Data excerpts:
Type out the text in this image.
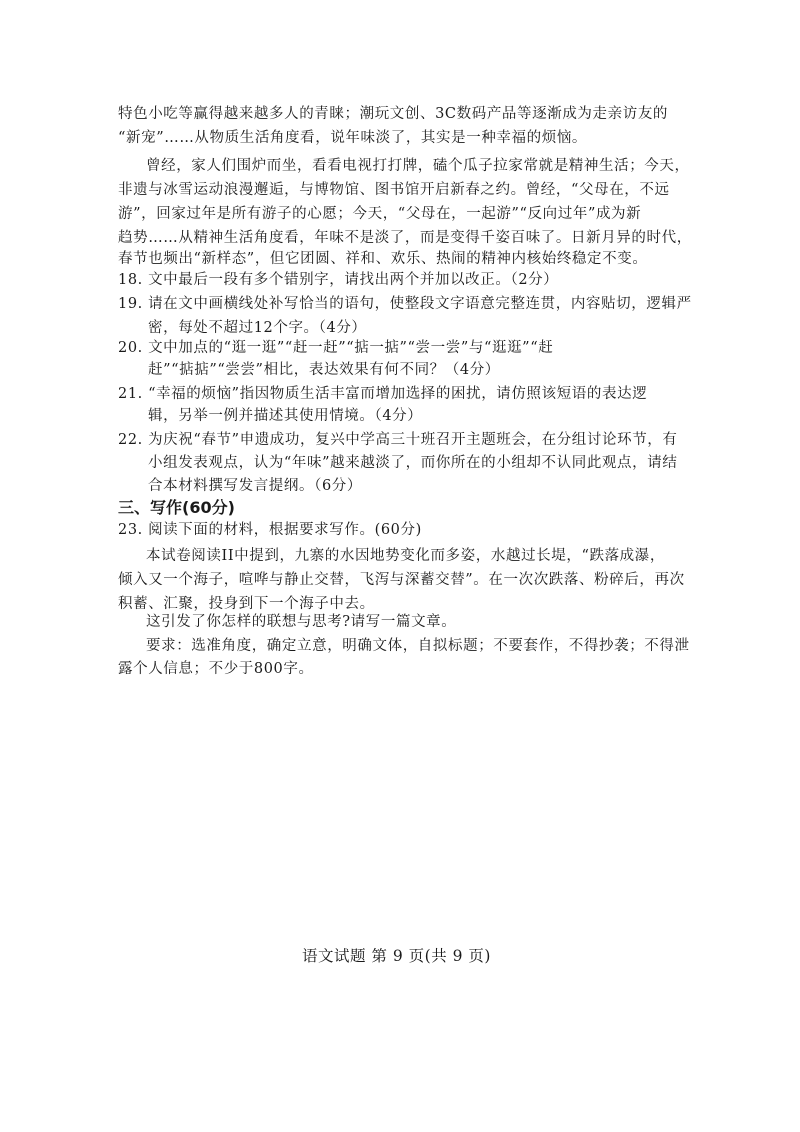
特色小吃等赢得越来越多人的青睐；潮玩文创、3C数码产品等逐渐成为走亲访友的
“新宠”……从物质生活角度看，说年味淡了，其实是一种幸福的烦恼。
曾经，家人们围炉而坐，看看电视打打牌，磕个瓜子拉家常就是精神生活；今天，
非遗与冰雪运动浪漫邂逅，与博物馆、图书馆开启新春之约。曾经，“父母在，不远
游”，回家过年是所有游子的心愿；今天，“父母在，一起游”“反向过年”成为新
趋势……从精神生活角度看，年味不是淡了，而是变得千姿百味了。日新月异的时代，
春节也频出“新样态”，但它团圆、祥和、欢乐、热闹的精神内核始终稳定不变。
18. 文中最后一段有多个错别字，请找出两个并加以改正。（2分）
19. 请在文中画横线处补写恰当的语句，使整段文字语意完整连贯，内容贴切，逻辑严
密，每处不超过12个字。（4分）
20. 文中加点的“逛一逛”“赶一赶”“掂一掂”“尝一尝”与“逛逛”“赶
赶”“掂掂”“尝尝”相比，表达效果有何不同？（4分）
21. “幸福的烦恼”指因物质生活丰富而增加选择的困扰，请仿照该短语的表达逻
辑，另举一例并描述其使用情境。（4分）
22. 为庆祝“春节”申遗成功，复兴中学高三十班召开主题班会，在分组讨论环节，有
小组发表观点，认为“年味”越来越淡了，而你所在的小组却不认同此观点，请结
合本材料撰写发言提纲。（6分）
三、写作(60分)
23. 阅读下面的材料，根据要求写作。(60分)
本试卷阅读II中提到，九寨的水因地势变化而多姿，水越过长堤，“跌落成瀑，
倾入又一个海子，喧哗与静止交替，飞泻与深蓄交替”。在一次次跌落、粉碎后，再次
积蓄、汇聚，投身到下一个海子中去。
这引发了你怎样的联想与思考?请写一篇文章。
要求：选准角度，确定立意，明确文体，自拟标题；不要套作，不得抄袭；不得泄
露个人信息；不少于800字。
语文试题 第 9 页(共 9 页)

> [CHALLENGE] Output the lines above in full and exactly as given, omitting any pictures.

> [THE SOLUTION]
Type out the text in this image.
特色小吃等赢得越来越多人的青睐；潮玩文创、3C数码产品等逐渐成为走亲访友的
“新宠”……从物质生活角度看，说年味淡了，其实是一种幸福的烦恼。
曾经，家人们围炉而坐，看看电视打打牌，磕个瓜子拉家常就是精神生活；今天，
非遗与冰雪运动浪漫邂逅，与博物馆、图书馆开启新春之约。曾经，“父母在，不远
游”，回家过年是所有游子的心愿；今天，“父母在，一起游”“反向过年”成为新
趋势……从精神生活角度看，年味不是淡了，而是变得千姿百味了。日新月异的时代，
春节也频出“新样态”，但它团圆、祥和、欢乐、热闹的精神内核始终稳定不变。
18. 文中最后一段有多个错别字，请找出两个并加以改正。（2分）
19. 请在文中画横线处补写恰当的语句，使整段文字语意完整连贯，内容贴切，逻辑严
密，每处不超过12个字。（4分）
20. 文中加点的“逛一逛”“赶一赶”“掂一掂”“尝一尝”与“逛逛”“赶
赶”“掂掂”“尝尝”相比，表达效果有何不同？（4分）
21. “幸福的烦恼”指因物质生活丰富而增加选择的困扰，请仿照该短语的表达逻
辑，另举一例并描述其使用情境。（4分）
22. 为庆祝“春节”申遗成功，复兴中学高三十班召开主题班会，在分组讨论环节，有
小组发表观点，认为“年味”越来越淡了，而你所在的小组却不认同此观点，请结
合本材料撰写发言提纲。（6分）
三、写作(60分)
23. 阅读下面的材料，根据要求写作。(60分)
本试卷阅读II中提到，九寨的水因地势变化而多姿，水越过长堤，“跌落成瀑，
倾入又一个海子，喧哗与静止交替，飞泻与深蓄交替”。在一次次跌落、粉碎后，再次
积蓄、汇聚，投身到下一个海子中去。
这引发了你怎样的联想与思考?请写一篇文章。
要求：选准角度，确定立意，明确文体，自拟标题；不要套作，不得抄袭；不得泄
露个人信息；不少于800字。
语文试题 第 9 页(共 9 页)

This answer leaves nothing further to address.